** Exercise requirements **
Within the material below, find each line bearing the word "prefix" and present it.

** Data supplied **
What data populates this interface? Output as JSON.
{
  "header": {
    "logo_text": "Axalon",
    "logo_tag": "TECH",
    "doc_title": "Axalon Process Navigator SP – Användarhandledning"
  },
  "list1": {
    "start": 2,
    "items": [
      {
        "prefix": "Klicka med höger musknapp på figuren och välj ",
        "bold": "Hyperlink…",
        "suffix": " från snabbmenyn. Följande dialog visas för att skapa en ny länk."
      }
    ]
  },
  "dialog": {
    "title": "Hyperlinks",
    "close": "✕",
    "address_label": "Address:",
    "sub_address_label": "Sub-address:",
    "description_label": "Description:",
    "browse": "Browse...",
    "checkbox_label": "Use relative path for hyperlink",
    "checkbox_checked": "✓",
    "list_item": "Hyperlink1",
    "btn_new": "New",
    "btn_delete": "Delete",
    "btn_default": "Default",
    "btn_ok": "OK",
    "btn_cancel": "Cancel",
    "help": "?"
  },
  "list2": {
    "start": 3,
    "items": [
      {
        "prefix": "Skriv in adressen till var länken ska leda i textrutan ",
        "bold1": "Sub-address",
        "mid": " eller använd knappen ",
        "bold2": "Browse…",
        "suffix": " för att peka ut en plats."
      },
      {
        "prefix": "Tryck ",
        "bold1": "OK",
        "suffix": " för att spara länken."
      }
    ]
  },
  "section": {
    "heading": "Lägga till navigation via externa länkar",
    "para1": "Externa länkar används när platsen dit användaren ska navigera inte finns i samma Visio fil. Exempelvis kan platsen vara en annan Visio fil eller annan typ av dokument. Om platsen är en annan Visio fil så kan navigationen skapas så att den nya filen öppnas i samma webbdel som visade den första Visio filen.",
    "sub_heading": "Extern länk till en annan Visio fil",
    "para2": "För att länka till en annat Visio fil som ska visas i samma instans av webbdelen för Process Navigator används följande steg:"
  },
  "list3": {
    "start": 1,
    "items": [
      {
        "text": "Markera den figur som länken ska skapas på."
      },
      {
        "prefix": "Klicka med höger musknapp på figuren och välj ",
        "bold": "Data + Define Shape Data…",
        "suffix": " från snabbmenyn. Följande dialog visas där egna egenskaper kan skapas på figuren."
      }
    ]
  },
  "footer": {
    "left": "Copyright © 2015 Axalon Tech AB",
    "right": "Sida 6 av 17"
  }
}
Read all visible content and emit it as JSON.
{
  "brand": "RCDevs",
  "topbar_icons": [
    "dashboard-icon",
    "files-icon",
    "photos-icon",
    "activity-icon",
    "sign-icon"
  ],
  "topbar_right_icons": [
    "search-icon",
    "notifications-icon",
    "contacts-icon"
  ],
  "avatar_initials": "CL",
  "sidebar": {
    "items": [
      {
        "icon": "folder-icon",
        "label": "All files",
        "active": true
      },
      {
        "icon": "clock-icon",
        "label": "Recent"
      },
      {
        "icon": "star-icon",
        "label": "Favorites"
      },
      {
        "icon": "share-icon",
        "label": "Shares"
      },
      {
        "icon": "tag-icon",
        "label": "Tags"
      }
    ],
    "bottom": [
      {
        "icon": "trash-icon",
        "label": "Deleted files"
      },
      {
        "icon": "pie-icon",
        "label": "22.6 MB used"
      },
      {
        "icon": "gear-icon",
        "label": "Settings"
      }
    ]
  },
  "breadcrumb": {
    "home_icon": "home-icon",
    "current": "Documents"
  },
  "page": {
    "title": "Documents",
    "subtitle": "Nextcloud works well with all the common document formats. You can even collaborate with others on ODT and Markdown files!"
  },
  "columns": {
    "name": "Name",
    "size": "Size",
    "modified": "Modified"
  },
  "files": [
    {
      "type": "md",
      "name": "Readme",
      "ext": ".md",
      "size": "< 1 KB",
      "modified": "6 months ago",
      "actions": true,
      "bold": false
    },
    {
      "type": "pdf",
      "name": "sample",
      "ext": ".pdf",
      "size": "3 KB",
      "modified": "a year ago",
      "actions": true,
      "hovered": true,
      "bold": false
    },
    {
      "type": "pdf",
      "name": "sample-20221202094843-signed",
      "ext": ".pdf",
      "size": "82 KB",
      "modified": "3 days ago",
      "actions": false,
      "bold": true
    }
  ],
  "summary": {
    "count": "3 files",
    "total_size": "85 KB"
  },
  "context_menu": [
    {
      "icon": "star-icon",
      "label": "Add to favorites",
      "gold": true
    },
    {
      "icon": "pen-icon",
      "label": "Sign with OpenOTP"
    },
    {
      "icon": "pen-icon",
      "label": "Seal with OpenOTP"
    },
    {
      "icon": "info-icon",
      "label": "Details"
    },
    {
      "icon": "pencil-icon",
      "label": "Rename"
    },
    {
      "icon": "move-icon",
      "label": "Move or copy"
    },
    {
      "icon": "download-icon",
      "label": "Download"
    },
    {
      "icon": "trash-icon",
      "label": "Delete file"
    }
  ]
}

** Finished exercise **
        "prefix": "Klicka med höger musknapp på figuren och välj ",
        "prefix": "Skriv in adressen till var länken ska leda i textrutan ",
        "prefix": "Tryck ",
        "prefix": "Klicka med höger musknapp på figuren och välj ",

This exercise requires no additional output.